-- Instructions to follow --
Pick every line from the data that holds the word "name".
-- START OF Provided entries --
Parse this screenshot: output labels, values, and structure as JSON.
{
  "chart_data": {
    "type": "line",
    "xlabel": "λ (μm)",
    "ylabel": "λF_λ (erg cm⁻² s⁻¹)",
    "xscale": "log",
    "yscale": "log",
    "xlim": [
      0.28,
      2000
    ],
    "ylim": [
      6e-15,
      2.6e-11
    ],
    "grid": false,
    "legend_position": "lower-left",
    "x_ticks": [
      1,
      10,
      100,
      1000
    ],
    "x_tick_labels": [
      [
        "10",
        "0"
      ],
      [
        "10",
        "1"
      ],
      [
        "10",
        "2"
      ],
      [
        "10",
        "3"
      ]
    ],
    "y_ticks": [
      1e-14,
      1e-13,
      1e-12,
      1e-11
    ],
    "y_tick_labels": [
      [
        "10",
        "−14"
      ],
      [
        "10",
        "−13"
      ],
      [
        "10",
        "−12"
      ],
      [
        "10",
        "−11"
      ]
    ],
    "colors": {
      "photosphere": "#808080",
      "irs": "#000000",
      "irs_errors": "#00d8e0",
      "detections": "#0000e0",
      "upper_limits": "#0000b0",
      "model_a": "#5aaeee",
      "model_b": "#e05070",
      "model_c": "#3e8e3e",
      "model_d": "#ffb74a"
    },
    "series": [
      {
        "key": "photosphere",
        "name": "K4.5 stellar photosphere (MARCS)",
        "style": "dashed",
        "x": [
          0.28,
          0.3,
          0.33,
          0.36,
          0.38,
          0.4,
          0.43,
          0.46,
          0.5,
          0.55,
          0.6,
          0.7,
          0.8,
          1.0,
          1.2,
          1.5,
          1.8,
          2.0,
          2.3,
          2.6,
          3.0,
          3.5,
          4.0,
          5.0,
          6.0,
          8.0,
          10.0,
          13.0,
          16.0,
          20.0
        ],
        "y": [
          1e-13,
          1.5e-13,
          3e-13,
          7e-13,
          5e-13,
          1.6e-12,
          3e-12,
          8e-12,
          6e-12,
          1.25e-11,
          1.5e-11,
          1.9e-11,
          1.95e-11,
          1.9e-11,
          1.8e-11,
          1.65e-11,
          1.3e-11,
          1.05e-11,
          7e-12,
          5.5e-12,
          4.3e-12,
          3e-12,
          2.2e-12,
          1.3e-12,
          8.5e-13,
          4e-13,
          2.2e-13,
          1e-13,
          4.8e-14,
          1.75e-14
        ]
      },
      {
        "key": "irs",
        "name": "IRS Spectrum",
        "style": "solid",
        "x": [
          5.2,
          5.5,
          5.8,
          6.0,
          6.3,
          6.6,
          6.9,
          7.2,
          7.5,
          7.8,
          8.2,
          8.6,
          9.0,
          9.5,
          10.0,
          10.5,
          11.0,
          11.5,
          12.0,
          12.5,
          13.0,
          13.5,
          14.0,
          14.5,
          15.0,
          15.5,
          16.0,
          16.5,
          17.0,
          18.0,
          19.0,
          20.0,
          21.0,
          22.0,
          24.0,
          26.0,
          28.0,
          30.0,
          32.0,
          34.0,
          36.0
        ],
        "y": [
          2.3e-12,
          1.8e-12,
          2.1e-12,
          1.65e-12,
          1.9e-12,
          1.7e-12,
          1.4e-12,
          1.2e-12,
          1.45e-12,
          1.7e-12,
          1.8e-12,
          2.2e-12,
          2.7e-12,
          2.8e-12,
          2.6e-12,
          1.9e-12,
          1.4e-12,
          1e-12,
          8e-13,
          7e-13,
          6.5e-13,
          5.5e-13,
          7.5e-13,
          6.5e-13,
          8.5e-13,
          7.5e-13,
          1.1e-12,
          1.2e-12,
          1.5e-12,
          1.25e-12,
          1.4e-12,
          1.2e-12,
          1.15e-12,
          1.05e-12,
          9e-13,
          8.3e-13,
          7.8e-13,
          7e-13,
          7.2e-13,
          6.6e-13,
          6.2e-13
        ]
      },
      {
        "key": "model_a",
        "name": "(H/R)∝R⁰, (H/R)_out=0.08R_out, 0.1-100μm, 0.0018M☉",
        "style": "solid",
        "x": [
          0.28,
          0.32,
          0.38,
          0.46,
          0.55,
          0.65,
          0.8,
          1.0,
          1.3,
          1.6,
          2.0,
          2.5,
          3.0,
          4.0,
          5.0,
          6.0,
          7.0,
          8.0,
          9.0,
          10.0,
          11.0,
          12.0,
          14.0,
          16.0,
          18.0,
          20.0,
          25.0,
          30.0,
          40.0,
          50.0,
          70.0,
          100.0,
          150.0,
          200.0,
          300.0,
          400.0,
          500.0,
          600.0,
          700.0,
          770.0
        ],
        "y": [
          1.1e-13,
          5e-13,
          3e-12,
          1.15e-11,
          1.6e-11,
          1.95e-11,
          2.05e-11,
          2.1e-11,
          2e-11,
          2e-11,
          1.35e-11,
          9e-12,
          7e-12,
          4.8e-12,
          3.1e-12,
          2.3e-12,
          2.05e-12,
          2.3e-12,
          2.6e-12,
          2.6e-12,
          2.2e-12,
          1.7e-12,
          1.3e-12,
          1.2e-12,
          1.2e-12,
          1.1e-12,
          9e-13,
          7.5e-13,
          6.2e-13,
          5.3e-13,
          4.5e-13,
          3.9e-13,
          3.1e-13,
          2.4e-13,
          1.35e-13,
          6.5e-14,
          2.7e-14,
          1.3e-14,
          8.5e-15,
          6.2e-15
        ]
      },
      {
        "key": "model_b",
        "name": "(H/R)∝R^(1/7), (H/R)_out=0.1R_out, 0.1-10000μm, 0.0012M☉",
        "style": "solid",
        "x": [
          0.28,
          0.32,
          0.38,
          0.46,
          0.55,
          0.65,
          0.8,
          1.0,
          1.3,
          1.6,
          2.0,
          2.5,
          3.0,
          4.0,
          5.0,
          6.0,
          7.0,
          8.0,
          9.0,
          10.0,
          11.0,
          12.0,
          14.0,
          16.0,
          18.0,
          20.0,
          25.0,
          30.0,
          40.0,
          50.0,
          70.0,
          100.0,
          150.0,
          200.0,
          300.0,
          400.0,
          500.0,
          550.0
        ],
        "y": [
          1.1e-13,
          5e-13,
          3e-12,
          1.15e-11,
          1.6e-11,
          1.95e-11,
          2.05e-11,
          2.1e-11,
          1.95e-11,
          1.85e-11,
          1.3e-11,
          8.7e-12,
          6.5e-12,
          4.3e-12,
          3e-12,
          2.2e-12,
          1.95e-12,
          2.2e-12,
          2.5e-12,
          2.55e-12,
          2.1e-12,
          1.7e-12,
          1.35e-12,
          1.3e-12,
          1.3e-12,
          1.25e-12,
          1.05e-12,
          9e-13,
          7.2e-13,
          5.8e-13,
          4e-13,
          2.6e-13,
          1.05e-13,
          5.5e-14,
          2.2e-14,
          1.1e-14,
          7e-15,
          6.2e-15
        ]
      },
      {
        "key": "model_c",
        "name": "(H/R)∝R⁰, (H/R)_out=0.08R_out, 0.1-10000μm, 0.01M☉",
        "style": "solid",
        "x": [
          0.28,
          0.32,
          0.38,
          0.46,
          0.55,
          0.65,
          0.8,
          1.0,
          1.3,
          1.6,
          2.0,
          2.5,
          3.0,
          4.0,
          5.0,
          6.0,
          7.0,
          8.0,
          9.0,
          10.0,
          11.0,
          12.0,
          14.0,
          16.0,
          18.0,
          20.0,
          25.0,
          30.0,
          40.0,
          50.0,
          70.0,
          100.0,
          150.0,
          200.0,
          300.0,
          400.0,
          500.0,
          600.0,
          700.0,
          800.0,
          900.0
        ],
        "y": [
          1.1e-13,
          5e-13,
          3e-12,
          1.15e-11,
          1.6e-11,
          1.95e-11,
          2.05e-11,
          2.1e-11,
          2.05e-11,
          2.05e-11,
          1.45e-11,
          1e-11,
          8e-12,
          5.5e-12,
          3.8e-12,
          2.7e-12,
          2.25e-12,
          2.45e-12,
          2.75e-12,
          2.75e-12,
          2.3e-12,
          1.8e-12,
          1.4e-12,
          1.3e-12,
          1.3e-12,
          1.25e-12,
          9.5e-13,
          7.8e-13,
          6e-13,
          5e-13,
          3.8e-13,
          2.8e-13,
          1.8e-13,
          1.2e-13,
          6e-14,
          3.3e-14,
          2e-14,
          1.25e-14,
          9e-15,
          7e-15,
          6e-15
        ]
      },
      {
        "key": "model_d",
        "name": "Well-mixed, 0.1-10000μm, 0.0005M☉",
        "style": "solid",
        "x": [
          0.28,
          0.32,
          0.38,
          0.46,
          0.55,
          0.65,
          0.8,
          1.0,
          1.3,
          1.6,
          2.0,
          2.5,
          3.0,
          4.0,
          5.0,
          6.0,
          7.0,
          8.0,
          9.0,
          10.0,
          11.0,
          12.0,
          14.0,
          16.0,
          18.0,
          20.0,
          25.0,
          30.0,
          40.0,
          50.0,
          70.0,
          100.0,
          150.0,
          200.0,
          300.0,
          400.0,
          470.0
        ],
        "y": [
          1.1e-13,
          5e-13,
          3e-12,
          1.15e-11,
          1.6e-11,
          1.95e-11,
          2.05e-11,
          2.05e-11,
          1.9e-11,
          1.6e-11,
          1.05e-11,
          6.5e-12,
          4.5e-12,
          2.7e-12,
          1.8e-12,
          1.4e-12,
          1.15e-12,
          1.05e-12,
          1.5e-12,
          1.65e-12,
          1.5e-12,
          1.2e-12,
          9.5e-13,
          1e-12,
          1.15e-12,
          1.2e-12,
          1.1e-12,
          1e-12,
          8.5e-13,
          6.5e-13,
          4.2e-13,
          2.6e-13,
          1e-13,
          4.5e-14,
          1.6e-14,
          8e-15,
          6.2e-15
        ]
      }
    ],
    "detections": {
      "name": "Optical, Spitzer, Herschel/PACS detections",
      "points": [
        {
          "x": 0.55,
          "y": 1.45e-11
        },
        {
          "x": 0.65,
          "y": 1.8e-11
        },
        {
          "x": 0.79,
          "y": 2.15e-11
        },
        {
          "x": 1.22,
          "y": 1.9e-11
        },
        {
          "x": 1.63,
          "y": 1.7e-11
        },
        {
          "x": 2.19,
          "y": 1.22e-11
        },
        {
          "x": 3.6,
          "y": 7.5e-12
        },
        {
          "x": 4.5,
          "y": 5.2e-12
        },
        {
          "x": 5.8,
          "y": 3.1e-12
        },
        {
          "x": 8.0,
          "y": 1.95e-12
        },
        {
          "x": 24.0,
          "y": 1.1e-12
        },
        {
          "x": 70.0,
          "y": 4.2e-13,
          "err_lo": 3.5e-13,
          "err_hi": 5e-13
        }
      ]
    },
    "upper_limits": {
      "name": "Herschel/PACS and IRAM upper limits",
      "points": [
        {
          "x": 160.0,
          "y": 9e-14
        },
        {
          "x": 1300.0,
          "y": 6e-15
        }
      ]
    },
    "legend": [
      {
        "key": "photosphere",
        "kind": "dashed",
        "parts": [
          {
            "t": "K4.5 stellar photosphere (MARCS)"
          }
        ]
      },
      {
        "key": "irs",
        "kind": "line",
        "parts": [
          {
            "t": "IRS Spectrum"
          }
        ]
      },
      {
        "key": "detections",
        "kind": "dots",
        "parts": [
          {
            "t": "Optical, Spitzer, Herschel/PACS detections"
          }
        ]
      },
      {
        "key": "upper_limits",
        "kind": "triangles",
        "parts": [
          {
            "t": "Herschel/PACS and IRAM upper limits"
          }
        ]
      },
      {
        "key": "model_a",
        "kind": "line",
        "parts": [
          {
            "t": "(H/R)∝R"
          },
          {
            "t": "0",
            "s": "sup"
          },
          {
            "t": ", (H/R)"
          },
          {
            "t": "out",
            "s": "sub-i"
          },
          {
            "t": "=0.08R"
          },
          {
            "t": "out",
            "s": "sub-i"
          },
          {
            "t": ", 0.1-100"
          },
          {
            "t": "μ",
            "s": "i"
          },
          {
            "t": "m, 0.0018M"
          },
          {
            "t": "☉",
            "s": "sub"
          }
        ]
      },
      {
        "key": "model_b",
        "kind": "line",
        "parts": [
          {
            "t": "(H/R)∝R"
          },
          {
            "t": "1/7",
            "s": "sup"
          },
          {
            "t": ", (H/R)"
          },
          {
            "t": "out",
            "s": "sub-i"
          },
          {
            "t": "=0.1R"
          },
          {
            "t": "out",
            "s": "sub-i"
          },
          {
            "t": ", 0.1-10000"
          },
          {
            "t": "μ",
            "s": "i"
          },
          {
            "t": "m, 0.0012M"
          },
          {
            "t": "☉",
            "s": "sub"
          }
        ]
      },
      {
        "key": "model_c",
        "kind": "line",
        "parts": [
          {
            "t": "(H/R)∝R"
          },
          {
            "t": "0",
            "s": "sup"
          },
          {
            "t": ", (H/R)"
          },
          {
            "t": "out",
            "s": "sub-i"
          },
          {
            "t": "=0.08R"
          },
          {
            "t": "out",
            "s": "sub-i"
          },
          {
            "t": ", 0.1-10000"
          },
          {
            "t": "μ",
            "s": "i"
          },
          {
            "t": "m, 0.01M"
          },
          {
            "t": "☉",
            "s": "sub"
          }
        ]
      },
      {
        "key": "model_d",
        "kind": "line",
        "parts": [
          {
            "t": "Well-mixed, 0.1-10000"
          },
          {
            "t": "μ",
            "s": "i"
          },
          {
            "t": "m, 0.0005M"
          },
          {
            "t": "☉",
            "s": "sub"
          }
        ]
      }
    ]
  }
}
-- END OF Provided entries --
-- The result --
        "name": "K4.5 stellar photosphere (MARCS)",
        "name": "IRS Spectrum",
        "name": "(H/R)∝R⁰, (H/R)_out=0.08R_out, 0.1-100μm, 0.0018M☉",
        "name": "(H/R)∝R^(1/7), (H/R)_out=0.1R_out, 0.1-10000μm, 0.0012M☉",
        "name": "(H/R)∝R⁰, (H/R)_out=0.08R_out, 0.1-10000μm, 0.01M☉",
        "name": "Well-mixed, 0.1-10000μm, 0.0005M☉",
      "name": "Optical, Spitzer, Herschel/PACS detections",
      "name": "Herschel/PACS and IRAM upper limits",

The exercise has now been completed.